## Instructions for the task
Check every line of the material below for the string "Income", and return the ones that have it.

## Material provided
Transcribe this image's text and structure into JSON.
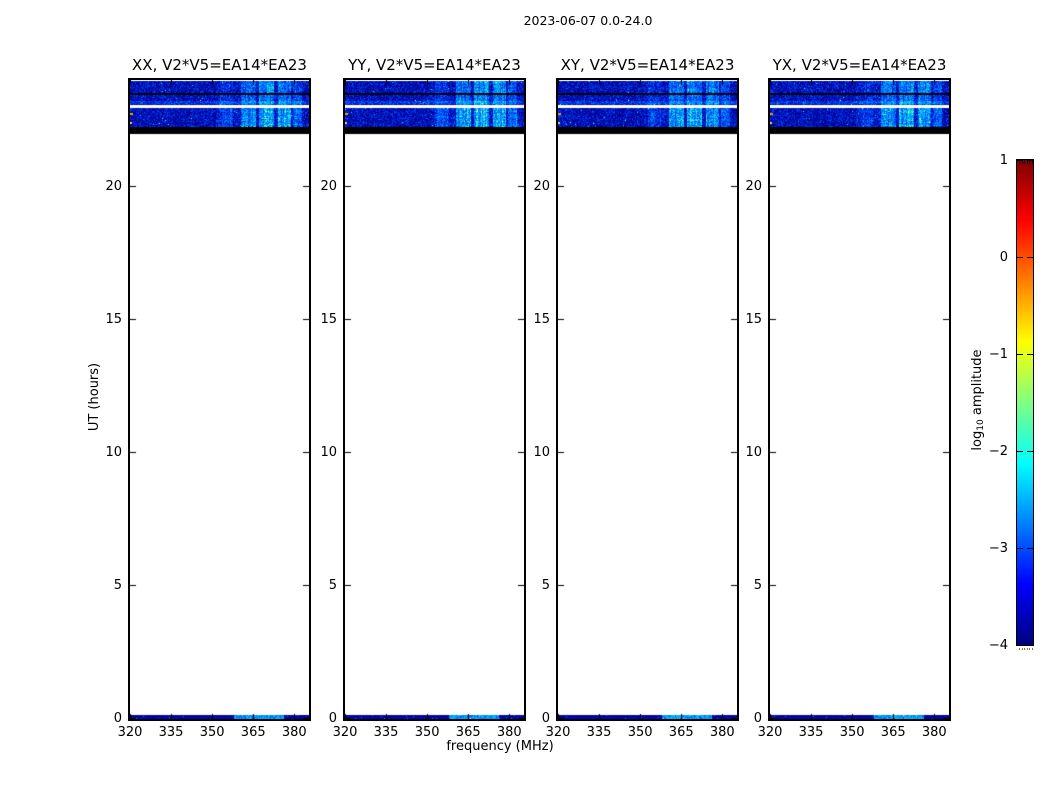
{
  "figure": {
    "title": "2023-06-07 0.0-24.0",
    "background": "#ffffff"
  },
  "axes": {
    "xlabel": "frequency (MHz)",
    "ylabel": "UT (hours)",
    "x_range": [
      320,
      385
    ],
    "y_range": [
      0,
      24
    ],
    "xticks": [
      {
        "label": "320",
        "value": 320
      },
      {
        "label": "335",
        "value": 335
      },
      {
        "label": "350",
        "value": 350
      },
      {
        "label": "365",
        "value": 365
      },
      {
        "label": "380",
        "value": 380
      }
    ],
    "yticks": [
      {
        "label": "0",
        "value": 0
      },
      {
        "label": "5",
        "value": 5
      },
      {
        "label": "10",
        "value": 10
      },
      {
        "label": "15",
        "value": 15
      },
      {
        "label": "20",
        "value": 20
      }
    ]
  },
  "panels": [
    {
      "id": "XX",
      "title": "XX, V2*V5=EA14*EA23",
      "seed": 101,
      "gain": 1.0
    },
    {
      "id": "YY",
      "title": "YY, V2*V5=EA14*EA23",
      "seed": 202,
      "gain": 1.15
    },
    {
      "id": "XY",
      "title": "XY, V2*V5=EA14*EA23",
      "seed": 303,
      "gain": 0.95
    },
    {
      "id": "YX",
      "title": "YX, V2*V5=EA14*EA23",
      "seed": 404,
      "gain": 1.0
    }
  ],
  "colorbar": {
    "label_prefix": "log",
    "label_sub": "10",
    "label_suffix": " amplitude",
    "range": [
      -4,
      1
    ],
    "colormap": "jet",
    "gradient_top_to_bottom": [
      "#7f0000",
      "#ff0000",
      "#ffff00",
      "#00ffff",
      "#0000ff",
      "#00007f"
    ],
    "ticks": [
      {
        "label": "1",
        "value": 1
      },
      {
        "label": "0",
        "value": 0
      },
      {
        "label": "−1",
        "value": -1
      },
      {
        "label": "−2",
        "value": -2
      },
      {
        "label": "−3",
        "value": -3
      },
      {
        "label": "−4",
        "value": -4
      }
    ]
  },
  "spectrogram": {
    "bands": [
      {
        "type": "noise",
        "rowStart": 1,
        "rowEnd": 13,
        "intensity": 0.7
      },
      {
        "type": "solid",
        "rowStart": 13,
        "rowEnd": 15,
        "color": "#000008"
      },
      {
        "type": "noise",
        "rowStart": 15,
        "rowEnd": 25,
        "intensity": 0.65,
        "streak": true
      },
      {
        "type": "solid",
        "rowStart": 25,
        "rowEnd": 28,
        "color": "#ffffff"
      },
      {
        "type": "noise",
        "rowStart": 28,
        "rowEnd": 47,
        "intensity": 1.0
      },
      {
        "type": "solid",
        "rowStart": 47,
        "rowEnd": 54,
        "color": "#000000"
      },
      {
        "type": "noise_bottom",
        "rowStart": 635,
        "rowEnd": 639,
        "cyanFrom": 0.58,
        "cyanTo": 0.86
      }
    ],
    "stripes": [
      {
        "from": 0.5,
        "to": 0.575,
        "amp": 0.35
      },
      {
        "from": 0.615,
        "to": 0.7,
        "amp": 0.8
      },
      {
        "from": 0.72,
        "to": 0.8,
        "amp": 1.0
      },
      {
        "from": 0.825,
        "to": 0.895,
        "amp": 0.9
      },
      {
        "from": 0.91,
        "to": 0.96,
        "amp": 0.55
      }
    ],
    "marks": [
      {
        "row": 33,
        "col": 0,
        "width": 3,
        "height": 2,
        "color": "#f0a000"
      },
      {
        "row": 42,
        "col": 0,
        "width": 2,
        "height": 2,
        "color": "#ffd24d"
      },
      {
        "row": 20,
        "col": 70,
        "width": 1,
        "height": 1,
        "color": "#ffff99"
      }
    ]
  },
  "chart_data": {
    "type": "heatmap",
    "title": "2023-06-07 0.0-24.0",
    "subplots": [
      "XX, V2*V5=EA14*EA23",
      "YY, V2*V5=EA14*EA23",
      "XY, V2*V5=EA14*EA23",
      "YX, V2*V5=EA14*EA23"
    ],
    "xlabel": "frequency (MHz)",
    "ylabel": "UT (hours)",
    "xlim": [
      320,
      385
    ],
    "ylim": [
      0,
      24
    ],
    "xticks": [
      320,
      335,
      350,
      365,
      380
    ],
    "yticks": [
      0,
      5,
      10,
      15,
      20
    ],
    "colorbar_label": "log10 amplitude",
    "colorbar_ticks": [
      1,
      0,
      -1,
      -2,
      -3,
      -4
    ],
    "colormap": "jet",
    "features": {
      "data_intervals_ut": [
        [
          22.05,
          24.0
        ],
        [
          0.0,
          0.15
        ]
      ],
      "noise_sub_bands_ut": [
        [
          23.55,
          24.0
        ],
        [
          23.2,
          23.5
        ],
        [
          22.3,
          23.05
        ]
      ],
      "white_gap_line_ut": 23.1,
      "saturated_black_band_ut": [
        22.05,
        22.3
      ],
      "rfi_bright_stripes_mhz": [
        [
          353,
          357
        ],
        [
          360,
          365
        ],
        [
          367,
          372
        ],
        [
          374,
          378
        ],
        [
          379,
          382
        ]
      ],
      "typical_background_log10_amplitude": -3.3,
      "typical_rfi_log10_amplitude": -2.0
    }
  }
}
---
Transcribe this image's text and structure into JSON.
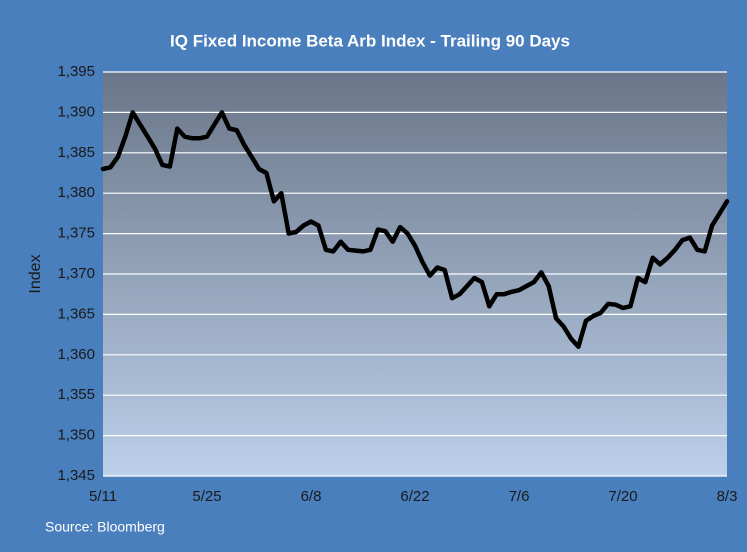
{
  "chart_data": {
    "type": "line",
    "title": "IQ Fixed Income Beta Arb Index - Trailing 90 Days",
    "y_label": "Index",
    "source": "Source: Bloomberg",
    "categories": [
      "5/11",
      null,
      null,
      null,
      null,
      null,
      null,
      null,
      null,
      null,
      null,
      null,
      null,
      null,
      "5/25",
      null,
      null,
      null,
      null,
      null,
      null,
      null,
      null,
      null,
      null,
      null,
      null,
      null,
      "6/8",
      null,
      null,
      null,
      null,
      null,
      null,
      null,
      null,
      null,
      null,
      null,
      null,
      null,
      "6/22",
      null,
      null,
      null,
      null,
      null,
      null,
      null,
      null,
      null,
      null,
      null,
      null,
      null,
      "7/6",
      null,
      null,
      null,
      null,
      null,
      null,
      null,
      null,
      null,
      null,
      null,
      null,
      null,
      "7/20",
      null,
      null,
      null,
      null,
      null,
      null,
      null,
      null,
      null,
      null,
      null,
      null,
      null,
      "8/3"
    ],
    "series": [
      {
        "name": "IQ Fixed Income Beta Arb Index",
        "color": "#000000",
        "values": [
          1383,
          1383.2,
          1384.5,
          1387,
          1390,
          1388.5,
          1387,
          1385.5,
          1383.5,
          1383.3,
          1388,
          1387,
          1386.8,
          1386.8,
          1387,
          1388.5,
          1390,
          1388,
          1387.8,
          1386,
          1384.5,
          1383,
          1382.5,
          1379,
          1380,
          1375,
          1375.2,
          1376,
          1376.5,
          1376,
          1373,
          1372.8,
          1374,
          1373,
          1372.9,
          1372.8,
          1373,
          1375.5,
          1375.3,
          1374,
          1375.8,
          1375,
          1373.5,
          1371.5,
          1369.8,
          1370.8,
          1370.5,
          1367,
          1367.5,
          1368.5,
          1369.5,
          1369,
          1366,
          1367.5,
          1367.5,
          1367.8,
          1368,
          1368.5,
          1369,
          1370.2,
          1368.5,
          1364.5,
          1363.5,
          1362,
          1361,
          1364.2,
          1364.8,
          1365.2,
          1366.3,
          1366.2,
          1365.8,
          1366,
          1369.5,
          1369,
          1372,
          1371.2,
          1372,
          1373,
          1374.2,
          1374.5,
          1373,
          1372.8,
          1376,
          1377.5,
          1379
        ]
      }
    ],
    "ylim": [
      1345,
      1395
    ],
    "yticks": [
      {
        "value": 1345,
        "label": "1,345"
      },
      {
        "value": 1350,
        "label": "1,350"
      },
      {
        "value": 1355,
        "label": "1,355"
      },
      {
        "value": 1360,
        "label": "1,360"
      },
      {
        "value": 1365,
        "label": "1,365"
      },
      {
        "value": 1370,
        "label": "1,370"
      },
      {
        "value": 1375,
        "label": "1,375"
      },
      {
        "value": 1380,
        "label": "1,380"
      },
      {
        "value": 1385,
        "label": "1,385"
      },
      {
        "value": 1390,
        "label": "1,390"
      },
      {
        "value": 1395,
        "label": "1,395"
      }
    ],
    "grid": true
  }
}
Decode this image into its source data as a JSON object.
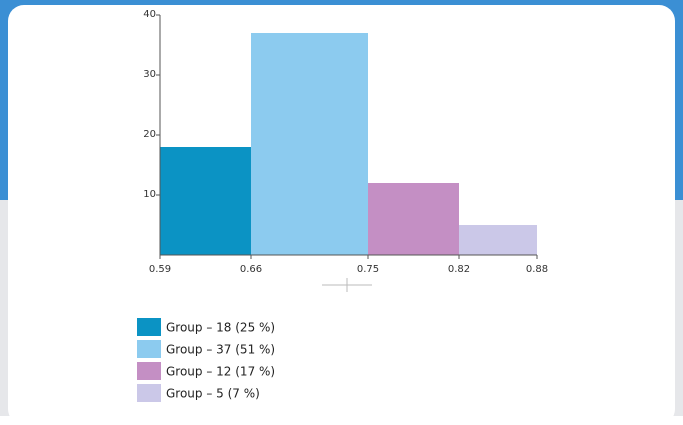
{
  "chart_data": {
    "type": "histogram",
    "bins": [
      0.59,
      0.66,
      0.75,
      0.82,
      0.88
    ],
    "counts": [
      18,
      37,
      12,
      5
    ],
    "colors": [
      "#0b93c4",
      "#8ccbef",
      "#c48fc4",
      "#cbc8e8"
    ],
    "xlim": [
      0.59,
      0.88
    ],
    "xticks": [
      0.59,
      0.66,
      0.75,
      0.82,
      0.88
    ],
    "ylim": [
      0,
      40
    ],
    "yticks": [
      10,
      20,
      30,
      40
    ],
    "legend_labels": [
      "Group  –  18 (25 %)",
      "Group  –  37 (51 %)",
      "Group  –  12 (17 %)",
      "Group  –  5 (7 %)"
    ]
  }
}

## Complete output
    "title": "IQ Fixed Income Beta Arb Index - Trailing 90 Days",
        "name": "IQ Fixed Income Beta Arb Index",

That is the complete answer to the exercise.